= What is being asked =
Scan the entries and tally the lines that include the string "name". Reply with the figure alone.

Some records:
────────────────
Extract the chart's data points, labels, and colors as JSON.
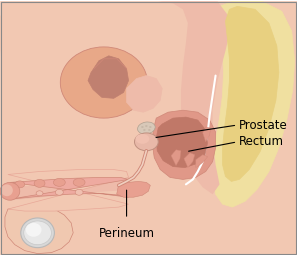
{
  "bg": "#ffffff",
  "skin_light": "#f2c8b2",
  "skin_mid": "#eebbaa",
  "skin_dark": "#e8a898",
  "bone_outer": "#f0e0a0",
  "bone_inner": "#e8d080",
  "muscle_pink": "#e8a090",
  "muscle_dark": "#d08878",
  "rectum_wall": "#e09888",
  "rectum_lumen": "#c07868",
  "bladder_fill": "#e8a888",
  "bladder_dark": "#c08070",
  "penis_outer": "#eeaaa0",
  "penis_stripe": "#d09080",
  "testis_white": "#e8e8e8",
  "testis_hi": "#f5f5f5",
  "scrotum_fill": "#f0c8b0",
  "prostate_fill": "#e8b8a8",
  "semves_fill": "#d8c8b8",
  "annot_color": "#000000",
  "label_prostate": "Prostate",
  "label_rectum": "Rectum",
  "label_perineum": "Perineum",
  "label_fs": 8.5,
  "figsize": [
    3.0,
    2.56
  ],
  "dpi": 100
}
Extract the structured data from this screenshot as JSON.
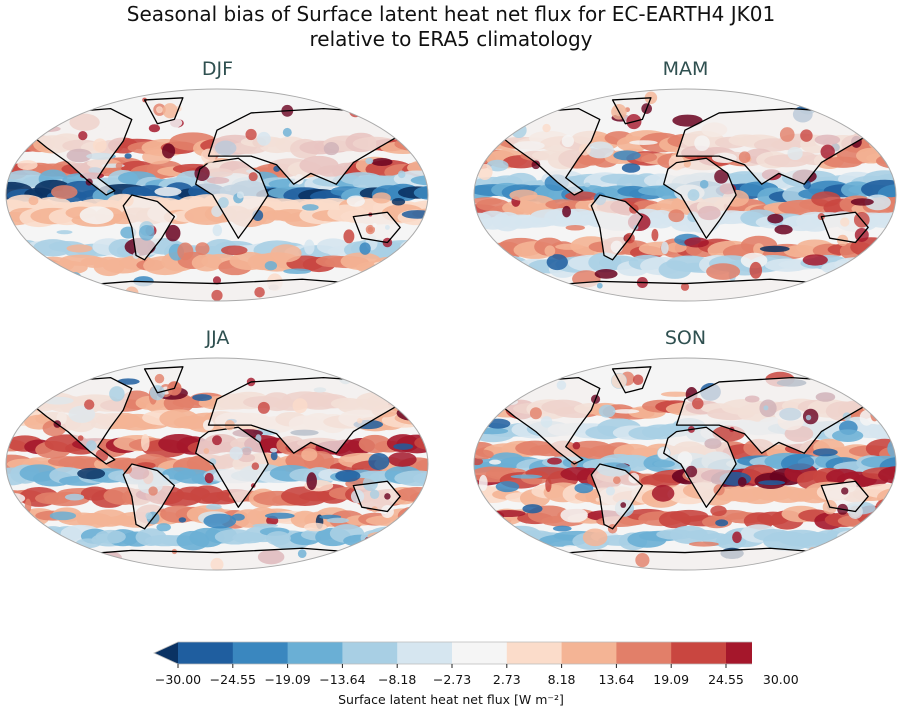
{
  "title_line1": "Seasonal bias of Surface latent heat net flux for EC-EARTH4 JK01",
  "title_line2": "relative to ERA5 climatology",
  "panels": [
    {
      "title": "DJF"
    },
    {
      "title": "MAM"
    },
    {
      "title": "JJA"
    },
    {
      "title": "SON"
    }
  ],
  "chart_data": {
    "type": "heatmap",
    "projection": "Robinson (global)",
    "panel_titles": [
      "DJF",
      "MAM",
      "JJA",
      "SON"
    ],
    "colorbar": {
      "label": "Surface latent heat net flux [W m⁻²]",
      "levels": [
        -30.0,
        -24.55,
        -19.09,
        -13.64,
        -8.18,
        -2.73,
        2.73,
        8.18,
        13.64,
        19.09,
        24.55,
        30.0
      ],
      "tick_labels": [
        "−30.00",
        "−24.55",
        "−19.09",
        "−13.64",
        "−8.18",
        "−2.73",
        "2.73",
        "8.18",
        "13.64",
        "19.09",
        "24.55",
        "30.00"
      ],
      "extend": "both",
      "orientation": "horizontal",
      "colors": [
        "#1f5e9f",
        "#3a87bf",
        "#6aafd5",
        "#a8cfe4",
        "#d6e6f0",
        "#f5f5f5",
        "#fbdcca",
        "#f4b495",
        "#e27f69",
        "#c94640",
        "#a5172b"
      ],
      "under_color": "#0a3263",
      "over_color": "#6a0220"
    }
  }
}
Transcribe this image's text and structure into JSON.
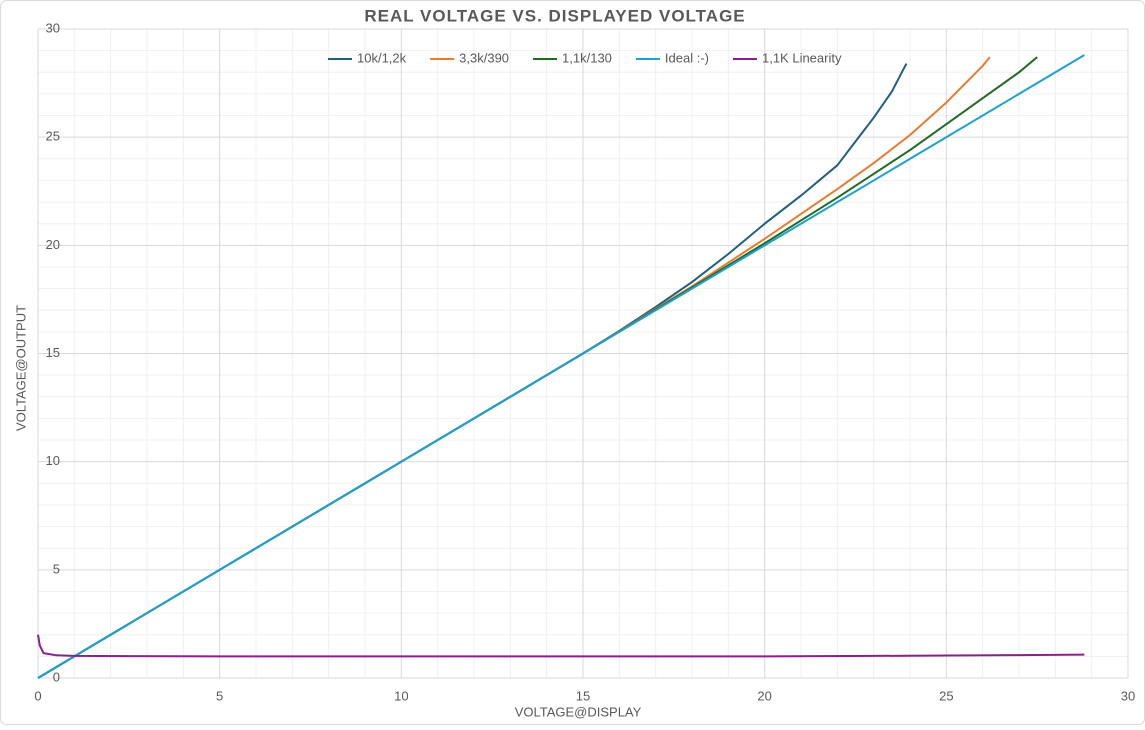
{
  "chart_data": {
    "type": "line",
    "title": "REAL VOLTAGE VS. DISPLAYED VOLTAGE",
    "x_label": "VOLTAGE@DISPLAY",
    "y_label": "VOLTAGE@OUTPUT",
    "xlim": [
      0,
      30
    ],
    "xticks": [
      0,
      5,
      10,
      15,
      20,
      25,
      30
    ],
    "ylim": [
      0,
      30
    ],
    "yticks": [
      0,
      5,
      10,
      15,
      20,
      25,
      30
    ],
    "grid": true,
    "minor_grid": true,
    "legend": "top",
    "series": [
      {
        "name": "10k/1,2k",
        "color": "#215f80",
        "x": [
          0,
          5,
          10,
          15,
          16,
          17,
          18,
          19,
          20,
          21,
          22,
          22.5,
          23,
          23.5,
          23.9
        ],
        "values": [
          0,
          5,
          10,
          15,
          16.05,
          17.15,
          18.3,
          19.6,
          21.0,
          22.3,
          23.7,
          24.8,
          25.9,
          27.1,
          28.4
        ]
      },
      {
        "name": "3,3k/390",
        "color": "#e97b30",
        "x": [
          0,
          5,
          10,
          15,
          18,
          20,
          22,
          23,
          24,
          25,
          26,
          26.2
        ],
        "values": [
          0,
          5,
          10,
          15,
          18.1,
          20.3,
          22.6,
          23.8,
          25.1,
          26.6,
          28.3,
          28.7
        ]
      },
      {
        "name": "1,1k/130",
        "color": "#1e6b22",
        "x": [
          0,
          5,
          10,
          15,
          18,
          20,
          22,
          24,
          25,
          26,
          27,
          27.5
        ],
        "values": [
          0,
          5,
          10,
          15,
          18.05,
          20.1,
          22.2,
          24.4,
          25.6,
          26.8,
          28.0,
          28.7
        ]
      },
      {
        "name": "Ideal :-)",
        "color": "#1ea0d2",
        "x": [
          0,
          28.8
        ],
        "values": [
          0,
          28.8
        ]
      },
      {
        "name": "1,1K Linearity",
        "color": "#8b1f8f",
        "x": [
          0,
          0.05,
          0.15,
          0.5,
          1,
          5,
          10,
          15,
          20,
          23,
          25,
          27,
          28.8
        ],
        "values": [
          2.0,
          1.5,
          1.15,
          1.05,
          1.02,
          1.0,
          1.0,
          1.0,
          1.0,
          1.02,
          1.04,
          1.06,
          1.08
        ]
      }
    ]
  }
}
────────────────
= Exercise answer =
5